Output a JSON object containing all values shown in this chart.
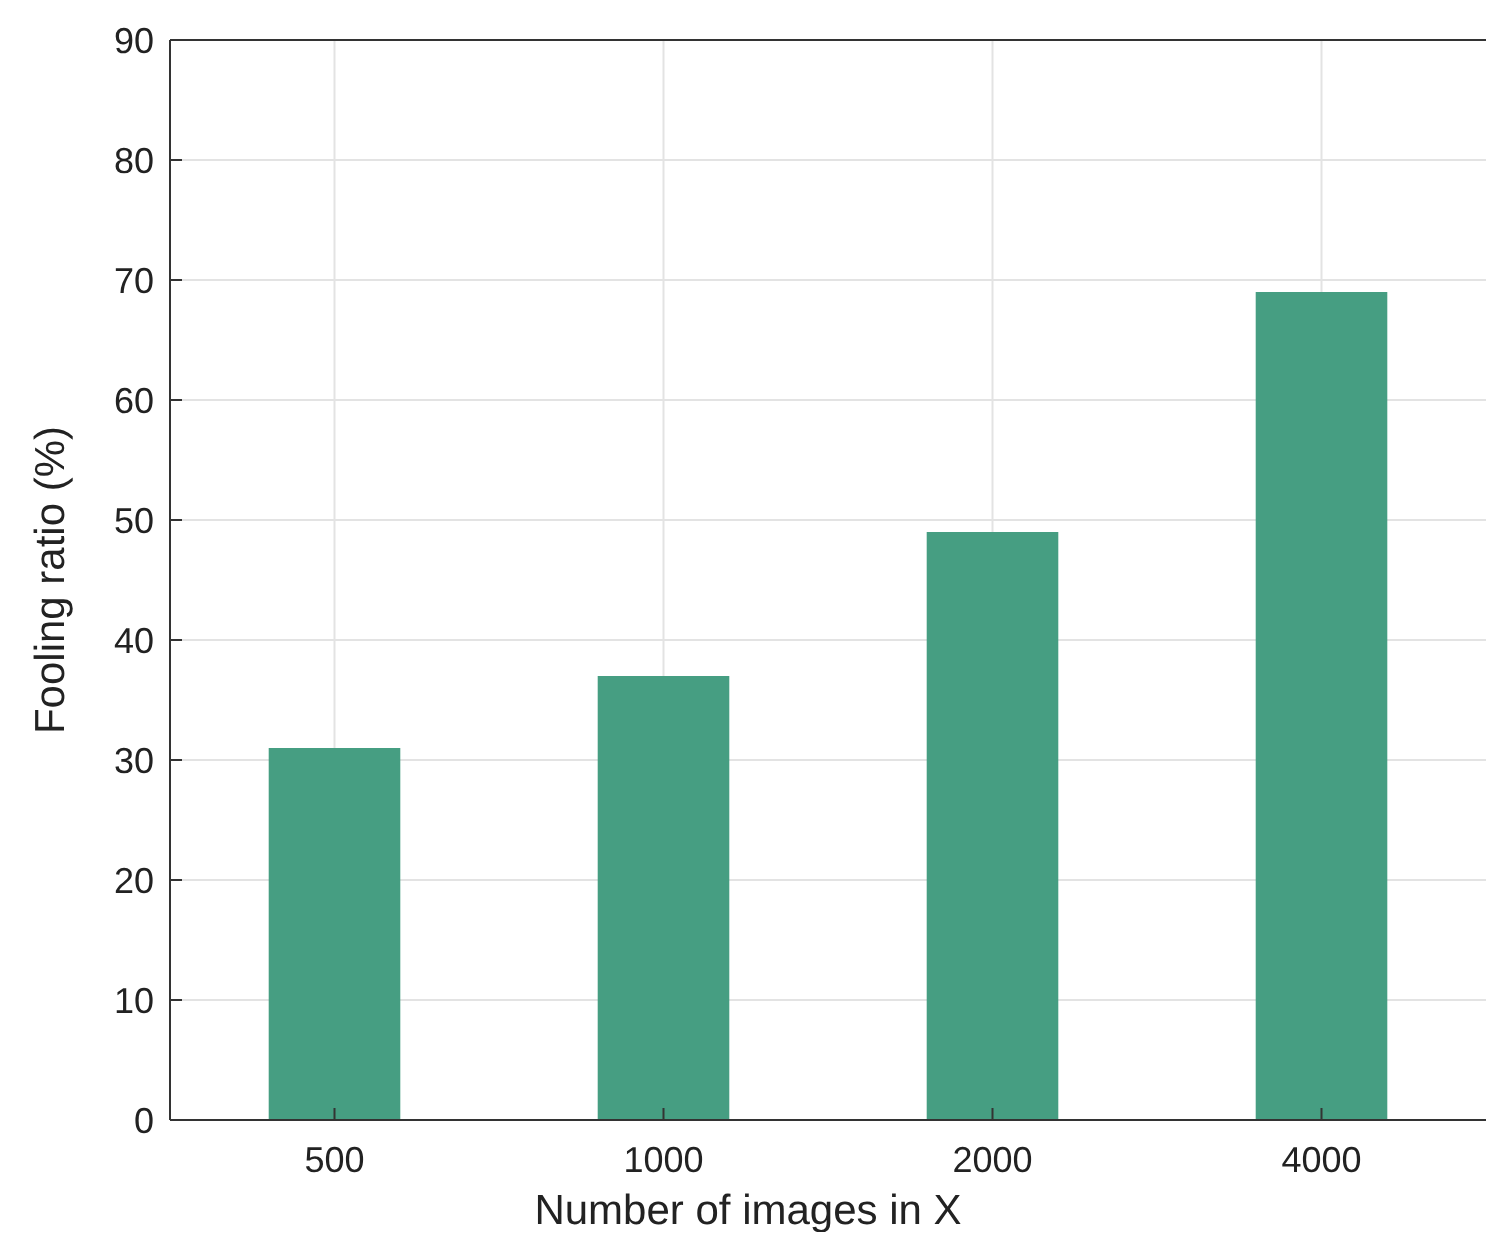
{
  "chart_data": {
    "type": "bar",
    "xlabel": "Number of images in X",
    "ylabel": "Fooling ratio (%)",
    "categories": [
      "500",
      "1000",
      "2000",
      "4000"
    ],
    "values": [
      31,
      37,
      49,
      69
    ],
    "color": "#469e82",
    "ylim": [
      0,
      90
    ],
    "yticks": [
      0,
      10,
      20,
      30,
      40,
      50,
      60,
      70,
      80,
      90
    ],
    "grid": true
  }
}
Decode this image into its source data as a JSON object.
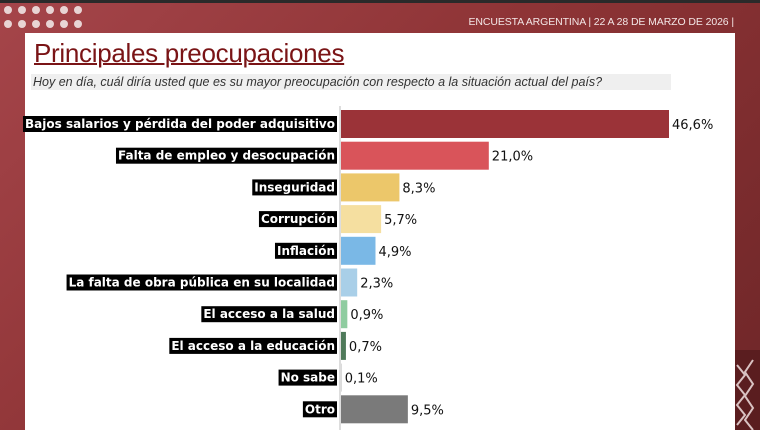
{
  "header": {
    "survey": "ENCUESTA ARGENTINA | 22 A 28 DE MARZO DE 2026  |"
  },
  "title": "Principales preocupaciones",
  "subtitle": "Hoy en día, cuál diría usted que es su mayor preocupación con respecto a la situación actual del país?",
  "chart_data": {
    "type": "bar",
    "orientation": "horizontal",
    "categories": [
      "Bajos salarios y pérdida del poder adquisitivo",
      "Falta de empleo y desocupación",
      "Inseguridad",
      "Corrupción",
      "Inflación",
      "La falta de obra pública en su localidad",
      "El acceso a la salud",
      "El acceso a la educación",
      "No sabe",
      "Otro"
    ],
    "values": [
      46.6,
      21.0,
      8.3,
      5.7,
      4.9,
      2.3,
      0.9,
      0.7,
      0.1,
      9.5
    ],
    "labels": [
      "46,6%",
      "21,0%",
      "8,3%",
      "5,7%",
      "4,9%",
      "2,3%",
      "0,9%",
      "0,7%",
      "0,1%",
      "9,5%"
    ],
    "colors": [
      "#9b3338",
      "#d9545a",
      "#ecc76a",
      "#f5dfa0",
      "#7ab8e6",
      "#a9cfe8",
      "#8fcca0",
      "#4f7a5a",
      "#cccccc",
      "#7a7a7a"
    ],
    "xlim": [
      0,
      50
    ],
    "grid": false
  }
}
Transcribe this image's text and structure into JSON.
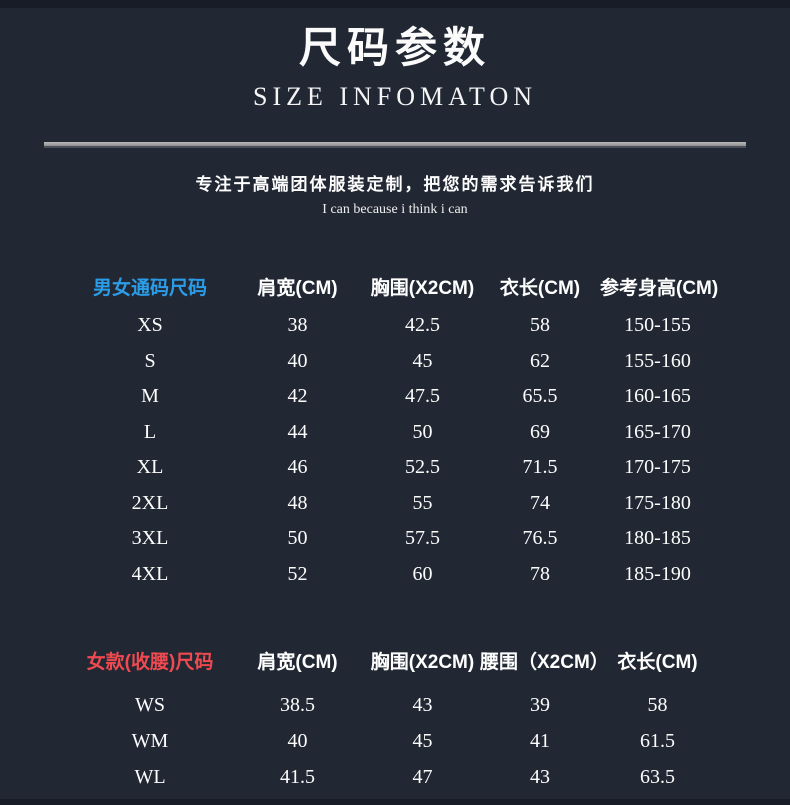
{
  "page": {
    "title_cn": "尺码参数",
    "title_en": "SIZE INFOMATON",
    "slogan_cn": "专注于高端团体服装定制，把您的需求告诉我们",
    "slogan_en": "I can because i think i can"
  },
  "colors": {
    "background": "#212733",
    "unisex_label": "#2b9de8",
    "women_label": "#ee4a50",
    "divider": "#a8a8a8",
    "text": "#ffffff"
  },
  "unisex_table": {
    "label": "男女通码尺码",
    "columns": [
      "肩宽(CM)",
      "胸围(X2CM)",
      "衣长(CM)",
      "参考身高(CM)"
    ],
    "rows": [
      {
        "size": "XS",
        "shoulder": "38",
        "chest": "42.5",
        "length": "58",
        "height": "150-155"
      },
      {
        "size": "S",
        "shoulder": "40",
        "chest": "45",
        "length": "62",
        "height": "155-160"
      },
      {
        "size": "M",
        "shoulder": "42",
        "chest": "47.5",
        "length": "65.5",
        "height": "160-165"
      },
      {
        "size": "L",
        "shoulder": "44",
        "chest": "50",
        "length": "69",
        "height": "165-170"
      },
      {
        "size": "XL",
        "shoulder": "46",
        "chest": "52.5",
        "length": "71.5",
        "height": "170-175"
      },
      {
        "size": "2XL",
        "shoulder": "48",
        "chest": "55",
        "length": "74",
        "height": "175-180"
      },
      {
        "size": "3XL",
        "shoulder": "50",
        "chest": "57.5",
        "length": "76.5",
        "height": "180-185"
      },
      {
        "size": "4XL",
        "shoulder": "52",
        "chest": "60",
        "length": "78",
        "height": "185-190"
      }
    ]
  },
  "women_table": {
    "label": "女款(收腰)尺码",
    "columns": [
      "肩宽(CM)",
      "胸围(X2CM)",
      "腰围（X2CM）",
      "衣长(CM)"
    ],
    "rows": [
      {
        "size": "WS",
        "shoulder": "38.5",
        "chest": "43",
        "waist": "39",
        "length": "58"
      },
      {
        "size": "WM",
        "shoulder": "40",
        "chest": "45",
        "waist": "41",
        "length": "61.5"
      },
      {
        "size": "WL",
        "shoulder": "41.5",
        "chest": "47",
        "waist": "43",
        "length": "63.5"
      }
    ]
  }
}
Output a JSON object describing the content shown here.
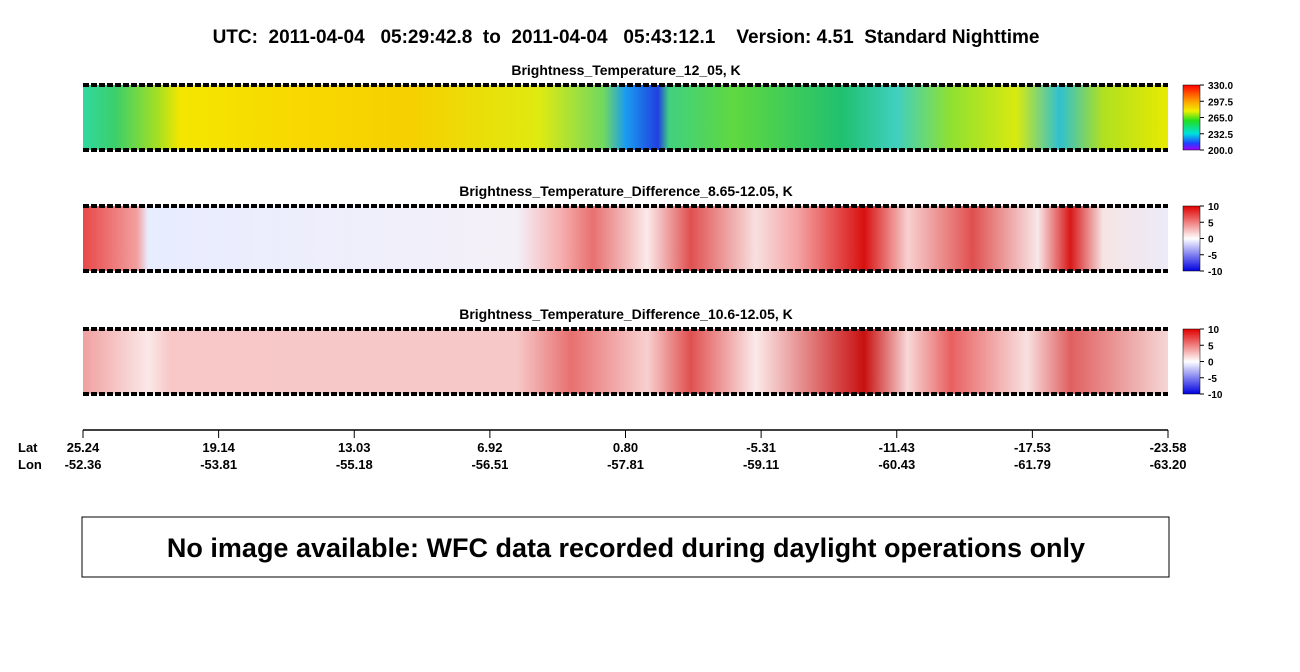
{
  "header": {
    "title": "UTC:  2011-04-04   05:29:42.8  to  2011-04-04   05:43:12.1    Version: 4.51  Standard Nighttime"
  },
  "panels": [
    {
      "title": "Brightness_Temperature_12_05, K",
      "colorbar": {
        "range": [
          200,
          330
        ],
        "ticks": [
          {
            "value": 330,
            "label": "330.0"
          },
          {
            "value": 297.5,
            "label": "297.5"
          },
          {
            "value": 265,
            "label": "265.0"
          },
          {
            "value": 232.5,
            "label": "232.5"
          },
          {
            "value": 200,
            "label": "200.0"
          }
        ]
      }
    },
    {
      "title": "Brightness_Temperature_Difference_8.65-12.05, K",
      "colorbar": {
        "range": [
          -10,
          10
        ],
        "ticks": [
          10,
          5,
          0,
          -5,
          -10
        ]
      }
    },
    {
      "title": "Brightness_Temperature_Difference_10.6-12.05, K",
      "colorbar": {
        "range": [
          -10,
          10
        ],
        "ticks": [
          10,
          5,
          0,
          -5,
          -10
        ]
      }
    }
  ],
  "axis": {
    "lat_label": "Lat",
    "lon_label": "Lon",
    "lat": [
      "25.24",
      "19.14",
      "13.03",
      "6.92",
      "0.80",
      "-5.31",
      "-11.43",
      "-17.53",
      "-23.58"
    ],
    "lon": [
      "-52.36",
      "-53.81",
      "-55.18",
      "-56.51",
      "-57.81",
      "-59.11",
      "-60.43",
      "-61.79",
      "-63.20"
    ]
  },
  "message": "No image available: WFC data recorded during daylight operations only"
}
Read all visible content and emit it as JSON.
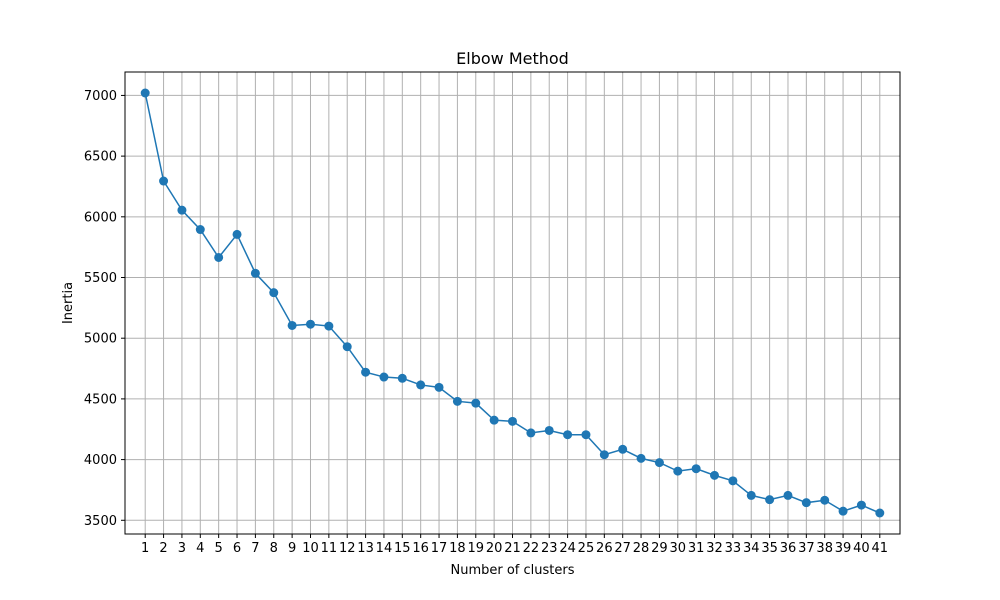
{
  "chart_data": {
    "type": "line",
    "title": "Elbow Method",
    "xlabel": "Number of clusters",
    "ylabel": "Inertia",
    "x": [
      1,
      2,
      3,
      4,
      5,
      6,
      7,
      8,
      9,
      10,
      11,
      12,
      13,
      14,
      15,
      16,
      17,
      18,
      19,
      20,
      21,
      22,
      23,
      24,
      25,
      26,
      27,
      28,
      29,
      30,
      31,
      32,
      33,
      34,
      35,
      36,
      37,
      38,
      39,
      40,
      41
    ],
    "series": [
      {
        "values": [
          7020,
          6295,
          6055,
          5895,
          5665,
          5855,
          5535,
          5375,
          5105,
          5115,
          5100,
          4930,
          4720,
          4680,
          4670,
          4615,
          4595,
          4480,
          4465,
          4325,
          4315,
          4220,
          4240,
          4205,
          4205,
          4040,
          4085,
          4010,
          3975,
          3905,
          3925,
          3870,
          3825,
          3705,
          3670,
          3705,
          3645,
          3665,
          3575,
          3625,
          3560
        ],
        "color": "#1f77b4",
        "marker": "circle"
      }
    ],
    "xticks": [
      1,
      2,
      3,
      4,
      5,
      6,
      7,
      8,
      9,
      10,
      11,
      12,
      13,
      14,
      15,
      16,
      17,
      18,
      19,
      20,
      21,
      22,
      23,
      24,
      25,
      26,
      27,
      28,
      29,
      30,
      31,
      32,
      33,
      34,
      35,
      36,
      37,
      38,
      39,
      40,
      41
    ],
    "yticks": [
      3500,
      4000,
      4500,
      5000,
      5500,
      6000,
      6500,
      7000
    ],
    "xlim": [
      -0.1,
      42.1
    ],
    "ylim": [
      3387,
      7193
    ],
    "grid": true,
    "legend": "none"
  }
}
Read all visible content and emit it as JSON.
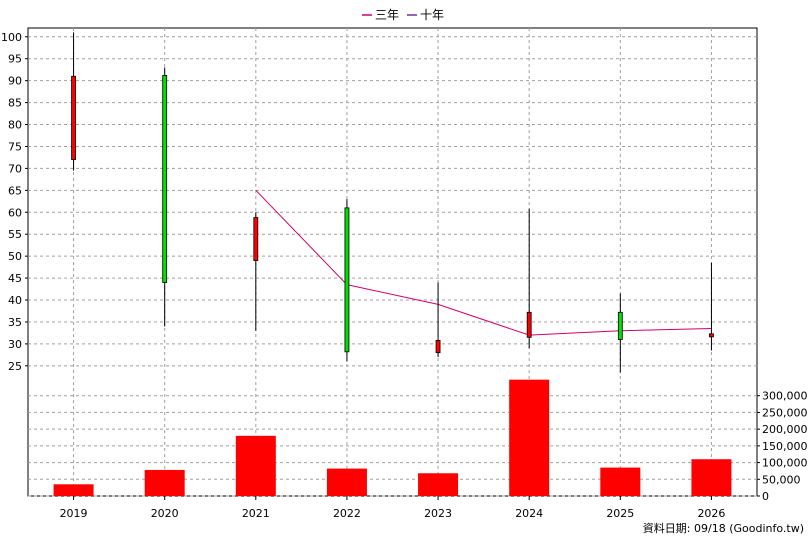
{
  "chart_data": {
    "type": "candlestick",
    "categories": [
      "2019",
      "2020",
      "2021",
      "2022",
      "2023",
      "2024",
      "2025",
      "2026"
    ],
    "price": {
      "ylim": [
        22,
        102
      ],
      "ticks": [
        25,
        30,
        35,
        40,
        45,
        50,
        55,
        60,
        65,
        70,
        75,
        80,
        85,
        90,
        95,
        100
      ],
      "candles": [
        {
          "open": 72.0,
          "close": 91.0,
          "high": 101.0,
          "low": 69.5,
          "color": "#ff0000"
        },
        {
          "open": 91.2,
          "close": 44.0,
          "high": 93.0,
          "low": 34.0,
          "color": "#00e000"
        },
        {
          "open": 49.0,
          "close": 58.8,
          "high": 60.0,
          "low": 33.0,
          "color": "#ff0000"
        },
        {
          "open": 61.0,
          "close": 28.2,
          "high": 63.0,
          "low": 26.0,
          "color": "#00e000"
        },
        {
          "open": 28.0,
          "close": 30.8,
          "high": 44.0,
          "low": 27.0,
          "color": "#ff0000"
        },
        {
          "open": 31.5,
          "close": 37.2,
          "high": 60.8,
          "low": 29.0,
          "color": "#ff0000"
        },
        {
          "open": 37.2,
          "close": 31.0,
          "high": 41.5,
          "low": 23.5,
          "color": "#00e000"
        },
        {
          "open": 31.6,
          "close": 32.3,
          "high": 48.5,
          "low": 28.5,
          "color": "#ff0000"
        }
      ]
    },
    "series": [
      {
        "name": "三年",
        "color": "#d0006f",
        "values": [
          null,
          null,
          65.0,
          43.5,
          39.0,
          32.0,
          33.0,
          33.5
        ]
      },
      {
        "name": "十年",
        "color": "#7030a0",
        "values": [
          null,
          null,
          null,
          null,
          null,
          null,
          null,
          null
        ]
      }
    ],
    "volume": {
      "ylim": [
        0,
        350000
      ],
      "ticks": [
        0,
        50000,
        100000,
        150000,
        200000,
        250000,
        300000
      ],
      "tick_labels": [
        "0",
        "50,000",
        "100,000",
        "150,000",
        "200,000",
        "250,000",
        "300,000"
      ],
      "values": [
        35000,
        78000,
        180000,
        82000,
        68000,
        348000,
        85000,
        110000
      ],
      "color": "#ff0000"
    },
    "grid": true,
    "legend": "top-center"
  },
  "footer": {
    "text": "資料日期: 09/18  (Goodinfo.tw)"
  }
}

> Exercise description
From the entries above, pull out each line that includes "high".

> Output
          "high": 101.0,
          "high": 93.0,
          "high": 60.0,
          "high": 63.0,
          "high": 44.0,
          "high": 60.8,
          "high": 41.5,
          "high": 48.5,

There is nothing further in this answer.